— Begin —

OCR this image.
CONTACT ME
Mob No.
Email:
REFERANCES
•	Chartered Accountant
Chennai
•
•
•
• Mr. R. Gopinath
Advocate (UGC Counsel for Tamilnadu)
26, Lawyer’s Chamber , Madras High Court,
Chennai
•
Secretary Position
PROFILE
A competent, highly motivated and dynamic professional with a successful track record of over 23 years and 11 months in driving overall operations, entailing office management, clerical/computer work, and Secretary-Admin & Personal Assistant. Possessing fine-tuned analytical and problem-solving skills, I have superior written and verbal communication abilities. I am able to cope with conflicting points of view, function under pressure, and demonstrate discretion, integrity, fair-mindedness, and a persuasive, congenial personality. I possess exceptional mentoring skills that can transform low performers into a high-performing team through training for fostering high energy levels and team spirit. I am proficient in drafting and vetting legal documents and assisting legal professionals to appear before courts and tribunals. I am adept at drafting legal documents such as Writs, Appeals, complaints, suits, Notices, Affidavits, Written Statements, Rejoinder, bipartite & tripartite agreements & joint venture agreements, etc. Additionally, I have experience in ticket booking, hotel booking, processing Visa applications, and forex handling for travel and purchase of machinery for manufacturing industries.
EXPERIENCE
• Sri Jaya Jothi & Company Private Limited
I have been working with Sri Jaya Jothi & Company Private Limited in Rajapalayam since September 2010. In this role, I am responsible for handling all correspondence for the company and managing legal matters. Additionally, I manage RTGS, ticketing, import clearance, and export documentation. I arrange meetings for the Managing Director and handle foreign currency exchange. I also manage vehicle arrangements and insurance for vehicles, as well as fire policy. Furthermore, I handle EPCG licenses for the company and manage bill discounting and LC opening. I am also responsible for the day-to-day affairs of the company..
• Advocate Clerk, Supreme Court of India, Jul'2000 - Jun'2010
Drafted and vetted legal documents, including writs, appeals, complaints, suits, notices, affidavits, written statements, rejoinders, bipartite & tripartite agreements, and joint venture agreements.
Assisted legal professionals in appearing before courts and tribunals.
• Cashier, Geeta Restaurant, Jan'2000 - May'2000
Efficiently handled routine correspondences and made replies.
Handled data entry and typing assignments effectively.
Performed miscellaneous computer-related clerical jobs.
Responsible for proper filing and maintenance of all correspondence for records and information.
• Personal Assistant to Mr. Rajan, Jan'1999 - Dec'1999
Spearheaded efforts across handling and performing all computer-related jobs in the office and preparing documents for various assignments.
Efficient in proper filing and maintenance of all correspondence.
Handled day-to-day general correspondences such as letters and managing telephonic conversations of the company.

— End —

Your instructions →
Extract every record and return it verbatim.

Result →
OCR this image.
CONTACT ME
Mob No.
Email:
REFERANCES
•	Chartered Accountant
Chennai
•
•
•
• Mr. R. Gopinath
Advocate (UGC Counsel for Tamilnadu)
26, Lawyer’s Chamber , Madras High Court,
Chennai
•
Secretary Position
PROFILE
A competent, highly motivated and dynamic professional with a successful track record of over 23 years and 11 months in driving overall operations, entailing office management, clerical/computer work, and Secretary-Admin & Personal Assistant. Possessing fine-tuned analytical and problem-solving skills, I have superior written and verbal communication abilities. I am able to cope with conflicting points of view, function under pressure, and demonstrate discretion, integrity, fair-mindedness, and a persuasive, congenial personality. I possess exceptional mentoring skills that can transform low performers into a high-performing team through training for fostering high energy levels and team spirit. I am proficient in drafting and vetting legal documents and assisting legal professionals to appear before courts and tribunals. I am adept at drafting legal documents such as Writs, Appeals, complaints, suits, Notices, Affidavits, Written Statements, Rejoinder, bipartite & tripartite agreements & joint venture agreements, etc. Additionally, I have experience in ticket booking, hotel booking, processing Visa applications, and forex handling for travel and purchase of machinery for manufacturing industries.
EXPERIENCE
• Sri Jaya Jothi & Company Private Limited
I have been working with Sri Jaya Jothi & Company Private Limited in Rajapalayam since September 2010. In this role, I am responsible for handling all correspondence for the company and managing legal matters. Additionally, I manage RTGS, ticketing, import clearance, and export documentation. I arrange meetings for the Managing Director and handle foreign currency exchange. I also manage vehicle arrangements and insurance for vehicles, as well as fire policy. Furthermore, I handle EPCG licenses for the company and manage bill discounting and LC opening. I am also responsible for the day-to-day affairs of the company..
• Advocate Clerk, Supreme Court of India, Jul'2000 - Jun'2010
Drafted and vetted legal documents, including writs, appeals, complaints, suits, notices, affidavits, written statements, rejoinders, bipartite & tripartite agreements, and joint venture agreements.
Assisted legal professionals in appearing before courts and tribunals.
• Cashier, Geeta Restaurant, Jan'2000 - May'2000
Efficiently handled routine correspondences and made replies.
Handled data entry and typing assignments effectively.
Performed miscellaneous computer-related clerical jobs.
Responsible for proper filing and maintenance of all correspondence for records and information.
• Personal Assistant to Mr. Rajan, Jan'1999 - Dec'1999
Spearheaded efforts across handling and performing all computer-related jobs in the office and preparing documents for various assignments.
Efficient in proper filing and maintenance of all correspondence.
Handled day-to-day general correspondences such as letters and managing telephonic conversations of the company.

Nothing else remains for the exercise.